## [What this task involves]
Report how many lines hold the word "name"; answer with the number alone.

## [Exercise materials]
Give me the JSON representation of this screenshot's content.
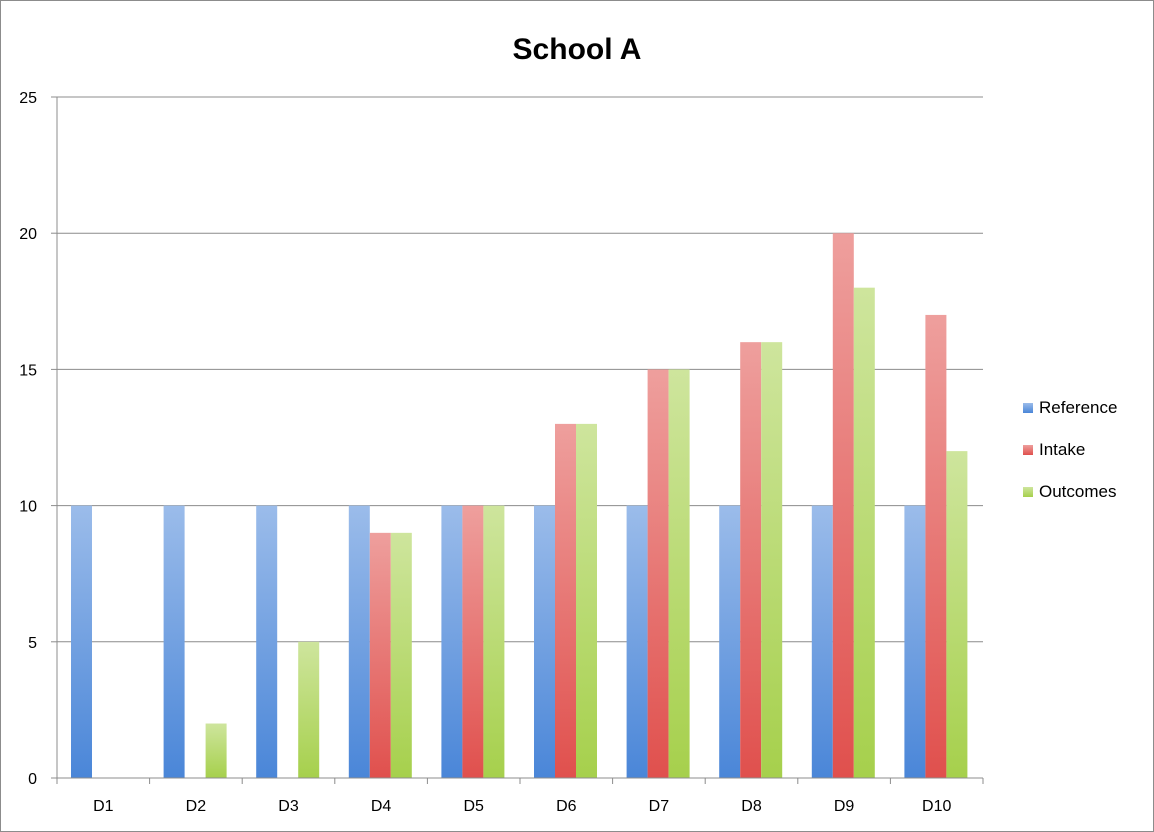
{
  "chart_data": {
    "type": "bar",
    "title": "School A",
    "xlabel": "",
    "ylabel": "",
    "categories": [
      "D1",
      "D2",
      "D3",
      "D4",
      "D5",
      "D6",
      "D7",
      "D8",
      "D9",
      "D10"
    ],
    "series": [
      {
        "name": "Reference",
        "color": "#4a86d8",
        "values": [
          10,
          10,
          10,
          10,
          10,
          10,
          10,
          10,
          10,
          10
        ]
      },
      {
        "name": "Intake",
        "color": "#e0504d",
        "values": [
          0,
          0,
          0,
          9,
          10,
          13,
          15,
          16,
          20,
          17
        ]
      },
      {
        "name": "Outcomes",
        "color": "#a6d04c",
        "values": [
          0,
          2,
          5,
          9,
          10,
          13,
          15,
          16,
          18,
          12
        ]
      }
    ],
    "ylim": [
      0,
      25
    ],
    "yticks": [
      0,
      5,
      10,
      15,
      20,
      25
    ],
    "grid": true,
    "legend_position": "right"
  }
}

## [Response to this exercise]
3